WHAT YOU HAVE TO DO >>
Put each line of the material below into a numbered list, and leave out any blank lines.

GIVEN INFORMATION >>
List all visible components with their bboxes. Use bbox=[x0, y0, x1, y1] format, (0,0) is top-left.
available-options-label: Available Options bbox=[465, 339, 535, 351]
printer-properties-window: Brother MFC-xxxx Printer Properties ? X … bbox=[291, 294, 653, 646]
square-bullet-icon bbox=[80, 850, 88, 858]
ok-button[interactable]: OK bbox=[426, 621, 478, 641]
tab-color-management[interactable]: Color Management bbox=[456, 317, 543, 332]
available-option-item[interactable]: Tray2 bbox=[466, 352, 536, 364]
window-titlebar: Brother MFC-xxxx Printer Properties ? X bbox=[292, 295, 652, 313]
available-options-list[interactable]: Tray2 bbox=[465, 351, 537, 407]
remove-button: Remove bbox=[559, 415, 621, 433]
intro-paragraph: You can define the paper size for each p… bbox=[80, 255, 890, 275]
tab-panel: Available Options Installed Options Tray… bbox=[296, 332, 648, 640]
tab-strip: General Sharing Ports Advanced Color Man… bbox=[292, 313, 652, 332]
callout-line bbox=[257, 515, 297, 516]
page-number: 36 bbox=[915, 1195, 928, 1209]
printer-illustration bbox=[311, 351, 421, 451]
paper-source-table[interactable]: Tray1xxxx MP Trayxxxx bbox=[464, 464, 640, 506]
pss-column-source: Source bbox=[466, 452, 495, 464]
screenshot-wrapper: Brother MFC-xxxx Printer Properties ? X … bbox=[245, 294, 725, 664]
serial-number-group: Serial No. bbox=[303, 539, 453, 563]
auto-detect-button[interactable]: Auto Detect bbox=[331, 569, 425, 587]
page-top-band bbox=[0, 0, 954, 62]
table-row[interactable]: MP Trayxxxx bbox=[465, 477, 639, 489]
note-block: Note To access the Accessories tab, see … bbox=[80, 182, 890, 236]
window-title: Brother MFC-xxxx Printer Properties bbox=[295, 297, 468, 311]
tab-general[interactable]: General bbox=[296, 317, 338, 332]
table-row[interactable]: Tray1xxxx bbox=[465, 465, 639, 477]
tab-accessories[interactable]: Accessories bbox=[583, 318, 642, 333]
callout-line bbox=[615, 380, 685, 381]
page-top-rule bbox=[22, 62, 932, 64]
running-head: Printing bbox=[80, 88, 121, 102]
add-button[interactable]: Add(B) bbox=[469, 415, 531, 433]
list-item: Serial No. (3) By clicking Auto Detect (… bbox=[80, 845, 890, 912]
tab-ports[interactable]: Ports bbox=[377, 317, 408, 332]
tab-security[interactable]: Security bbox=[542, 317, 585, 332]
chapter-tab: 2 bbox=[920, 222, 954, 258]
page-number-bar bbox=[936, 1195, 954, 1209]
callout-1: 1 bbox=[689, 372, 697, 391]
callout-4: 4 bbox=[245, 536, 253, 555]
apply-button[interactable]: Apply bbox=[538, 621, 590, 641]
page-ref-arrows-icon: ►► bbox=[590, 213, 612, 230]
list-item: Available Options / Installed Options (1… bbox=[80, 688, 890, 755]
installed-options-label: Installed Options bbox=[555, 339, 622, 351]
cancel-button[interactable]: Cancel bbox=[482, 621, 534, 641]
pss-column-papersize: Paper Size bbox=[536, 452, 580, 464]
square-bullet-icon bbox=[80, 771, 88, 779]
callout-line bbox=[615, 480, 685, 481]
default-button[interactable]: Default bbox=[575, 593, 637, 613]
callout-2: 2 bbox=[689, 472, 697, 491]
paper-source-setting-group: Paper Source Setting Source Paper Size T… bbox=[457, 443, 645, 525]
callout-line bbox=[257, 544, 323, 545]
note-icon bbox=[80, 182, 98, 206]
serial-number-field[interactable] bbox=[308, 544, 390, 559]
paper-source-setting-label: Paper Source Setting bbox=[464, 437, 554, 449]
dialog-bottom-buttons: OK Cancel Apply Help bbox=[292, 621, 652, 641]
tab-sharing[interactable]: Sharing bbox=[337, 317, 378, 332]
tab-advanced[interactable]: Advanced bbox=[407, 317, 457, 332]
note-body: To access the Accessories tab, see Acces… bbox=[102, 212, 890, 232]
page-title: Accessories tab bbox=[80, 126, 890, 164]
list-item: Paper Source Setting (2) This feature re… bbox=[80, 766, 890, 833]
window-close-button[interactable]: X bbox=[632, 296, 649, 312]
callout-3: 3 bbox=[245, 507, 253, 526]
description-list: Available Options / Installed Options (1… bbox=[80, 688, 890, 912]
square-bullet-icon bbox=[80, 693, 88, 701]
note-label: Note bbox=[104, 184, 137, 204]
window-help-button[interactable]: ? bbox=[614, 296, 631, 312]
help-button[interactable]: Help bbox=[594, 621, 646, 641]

RESPONSE TO THE EXERCISE >>
1. List all visible components with their bboxes. Use bbox=[x0, y0, x1, y1] format, (0,0) is top-left.
2. available-options-label: Available Options bbox=[465, 339, 535, 351]
3. printer-properties-window: Brother MFC-xxxx Printer Properties ? X … bbox=[291, 294, 653, 646]
4. square-bullet-icon bbox=[80, 850, 88, 858]
5. ok-button[interactable]: OK bbox=[426, 621, 478, 641]
6. tab-color-management[interactable]: Color Management bbox=[456, 317, 543, 332]
7. available-option-item[interactable]: Tray2 bbox=[466, 352, 536, 364]
8. window-titlebar: Brother MFC-xxxx Printer Properties ? X bbox=[292, 295, 652, 313]
9. available-options-list[interactable]: Tray2 bbox=[465, 351, 537, 407]
10. remove-button: Remove bbox=[559, 415, 621, 433]
11. intro-paragraph: You can define the paper size for each p… bbox=[80, 255, 890, 275]
12. tab-panel: Available Options Installed Options Tray… bbox=[296, 332, 648, 640]
13. tab-strip: General Sharing Ports Advanced Color Man… bbox=[292, 313, 652, 332]
14. callout-line bbox=[257, 515, 297, 516]
15. page-number: 36 bbox=[915, 1195, 928, 1209]
16. printer-illustration bbox=[311, 351, 421, 451]
17. paper-source-table[interactable]: Tray1xxxx MP Trayxxxx bbox=[464, 464, 640, 506]
18. pss-column-source: Source bbox=[466, 452, 495, 464]
19. screenshot-wrapper: Brother MFC-xxxx Printer Properties ? X … bbox=[245, 294, 725, 664]
20. serial-number-group: Serial No. bbox=[303, 539, 453, 563]
21. auto-detect-button[interactable]: Auto Detect bbox=[331, 569, 425, 587]
22. page-top-band bbox=[0, 0, 954, 62]
23. table-row[interactable]: MP Trayxxxx bbox=[465, 477, 639, 489]
24. note-block: Note To access the Accessories tab, see … bbox=[80, 182, 890, 236]
25. window-title: Brother MFC-xxxx Printer Properties bbox=[295, 297, 468, 311]
26. tab-general[interactable]: General bbox=[296, 317, 338, 332]
27. table-row[interactable]: Tray1xxxx bbox=[465, 465, 639, 477]
28. tab-accessories[interactable]: Accessories bbox=[583, 318, 642, 333]
29. callout-line bbox=[615, 380, 685, 381]
30. page-top-rule bbox=[22, 62, 932, 64]
31. running-head: Printing bbox=[80, 88, 121, 102]
32. add-button[interactable]: Add(B) bbox=[469, 415, 531, 433]
33. list-item: Serial No. (3) By clicking Auto Detect (… bbox=[80, 845, 890, 912]
34. tab-ports[interactable]: Ports bbox=[377, 317, 408, 332]
35. tab-security[interactable]: Security bbox=[542, 317, 585, 332]
36. chapter-tab: 2 bbox=[920, 222, 954, 258]
37. page-number-bar bbox=[936, 1195, 954, 1209]
38. callout-1: 1 bbox=[689, 372, 697, 391]
39. callout-4: 4 bbox=[245, 536, 253, 555]
40. apply-button[interactable]: Apply bbox=[538, 621, 590, 641]
41. page-ref-arrows-icon: ►► bbox=[590, 213, 612, 230]
42. list-item: Available Options / Installed Options (1… bbox=[80, 688, 890, 755]
43. installed-options-label: Installed Options bbox=[555, 339, 622, 351]
44. cancel-button[interactable]: Cancel bbox=[482, 621, 534, 641]
45. pss-column-papersize: Paper Size bbox=[536, 452, 580, 464]
46. square-bullet-icon bbox=[80, 771, 88, 779]
47. callout-line bbox=[615, 480, 685, 481]
48. default-button[interactable]: Default bbox=[575, 593, 637, 613]
49. callout-2: 2 bbox=[689, 472, 697, 491]
50. paper-source-setting-group: Paper Source Setting Source Paper Size T… bbox=[457, 443, 645, 525]
51. callout-line bbox=[257, 544, 323, 545]
52. note-icon bbox=[80, 182, 98, 206]
53. serial-number-field[interactable] bbox=[308, 544, 390, 559]
54. paper-source-setting-label: Paper Source Setting bbox=[464, 437, 554, 449]
55. dialog-bottom-buttons: OK Cancel Apply Help bbox=[292, 621, 652, 641]
56. tab-sharing[interactable]: Sharing bbox=[337, 317, 378, 332]
57. tab-advanced[interactable]: Advanced bbox=[407, 317, 457, 332]
58. note-body: To access the Accessories tab, see Acces… bbox=[102, 212, 890, 232]
59. page-title: Accessories tab bbox=[80, 126, 890, 164]
60. list-item: Paper Source Setting (2) This feature re… bbox=[80, 766, 890, 833]
61. window-close-button[interactable]: X bbox=[632, 296, 649, 312]
62. callout-3: 3 bbox=[245, 507, 253, 526]
63. description-list: Available Options / Installed Options (1… bbox=[80, 688, 890, 912]
64. square-bullet-icon bbox=[80, 693, 88, 701]
65. note-label: Note bbox=[104, 184, 137, 204]
66. window-help-button[interactable]: ? bbox=[614, 296, 631, 312]
67. help-button[interactable]: Help bbox=[594, 621, 646, 641]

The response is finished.